*PROBLEM DESCRIPTION*. Print all of the entries exactly, minus the pictures.

*SUPPLIED DATA*.
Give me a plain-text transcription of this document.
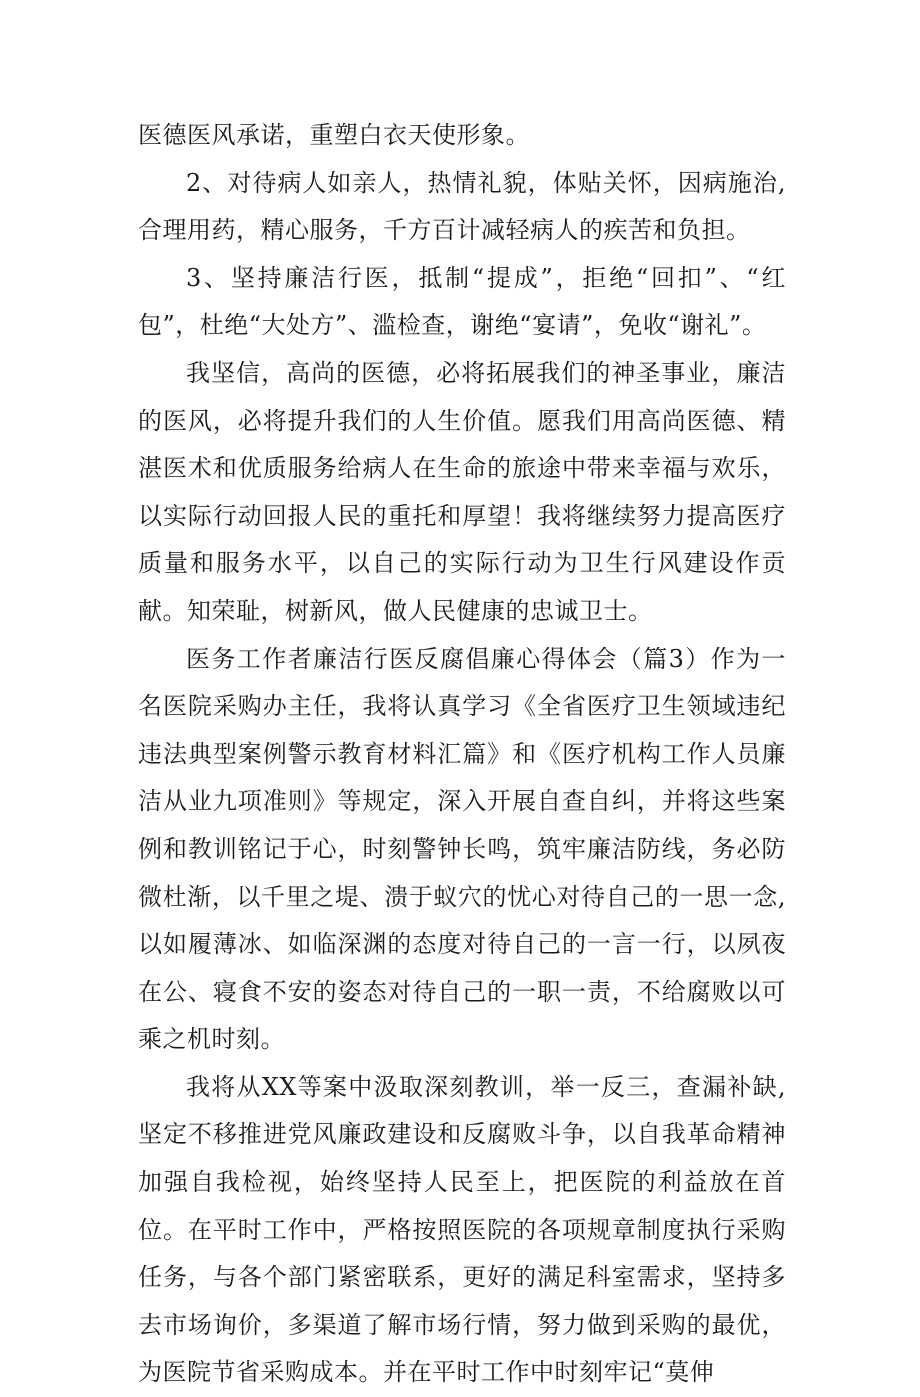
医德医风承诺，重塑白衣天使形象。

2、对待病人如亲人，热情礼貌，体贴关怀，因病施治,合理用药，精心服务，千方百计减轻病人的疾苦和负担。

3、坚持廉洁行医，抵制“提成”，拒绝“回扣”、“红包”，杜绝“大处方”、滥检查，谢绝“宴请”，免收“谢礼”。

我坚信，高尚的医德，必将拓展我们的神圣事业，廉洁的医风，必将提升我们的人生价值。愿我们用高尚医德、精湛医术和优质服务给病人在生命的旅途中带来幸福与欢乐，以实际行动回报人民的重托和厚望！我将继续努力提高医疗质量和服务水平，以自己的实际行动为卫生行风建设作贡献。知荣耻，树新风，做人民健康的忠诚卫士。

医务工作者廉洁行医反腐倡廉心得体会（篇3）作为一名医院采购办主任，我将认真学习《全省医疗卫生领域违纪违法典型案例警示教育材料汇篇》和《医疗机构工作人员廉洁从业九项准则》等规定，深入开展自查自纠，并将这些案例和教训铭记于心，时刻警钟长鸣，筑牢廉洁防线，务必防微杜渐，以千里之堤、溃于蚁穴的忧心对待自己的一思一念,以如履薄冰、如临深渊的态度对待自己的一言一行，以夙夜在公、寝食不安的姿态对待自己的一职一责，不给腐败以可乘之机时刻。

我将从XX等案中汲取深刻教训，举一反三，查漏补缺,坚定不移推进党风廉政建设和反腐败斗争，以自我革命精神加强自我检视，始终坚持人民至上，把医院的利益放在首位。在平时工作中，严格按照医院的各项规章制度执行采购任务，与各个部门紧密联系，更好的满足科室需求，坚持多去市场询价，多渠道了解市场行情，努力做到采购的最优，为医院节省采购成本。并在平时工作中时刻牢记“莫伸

*ANSWER TO THE TASK*.
Give me a plain-text transcription of this document.
医德医风承诺，重塑白衣天使形象。

2、对待病人如亲人，热情礼貌，体贴关怀，因病施治,合理用药，精心服务，千方百计减轻病人的疾苦和负担。

3、坚持廉洁行医，抵制“提成”，拒绝“回扣”、“红包”，杜绝“大处方”、滥检查，谢绝“宴请”，免收“谢礼”。

我坚信，高尚的医德，必将拓展我们的神圣事业，廉洁的医风，必将提升我们的人生价值。愿我们用高尚医德、精湛医术和优质服务给病人在生命的旅途中带来幸福与欢乐，以实际行动回报人民的重托和厚望！我将继续努力提高医疗质量和服务水平，以自己的实际行动为卫生行风建设作贡献。知荣耻，树新风，做人民健康的忠诚卫士。

医务工作者廉洁行医反腐倡廉心得体会（篇3）作为一名医院采购办主任，我将认真学习《全省医疗卫生领域违纪违法典型案例警示教育材料汇篇》和《医疗机构工作人员廉洁从业九项准则》等规定，深入开展自查自纠，并将这些案例和教训铭记于心，时刻警钟长鸣，筑牢廉洁防线，务必防微杜渐，以千里之堤、溃于蚁穴的忧心对待自己的一思一念,以如履薄冰、如临深渊的态度对待自己的一言一行，以夙夜在公、寝食不安的姿态对待自己的一职一责，不给腐败以可乘之机时刻。

我将从XX等案中汲取深刻教训，举一反三，查漏补缺,坚定不移推进党风廉政建设和反腐败斗争，以自我革命精神加强自我检视，始终坚持人民至上，把医院的利益放在首位。在平时工作中，严格按照医院的各项规章制度执行采购任务，与各个部门紧密联系，更好的满足科室需求，坚持多去市场询价，多渠道了解市场行情，努力做到采购的最优，为医院节省采购成本。并在平时工作中时刻牢记“莫伸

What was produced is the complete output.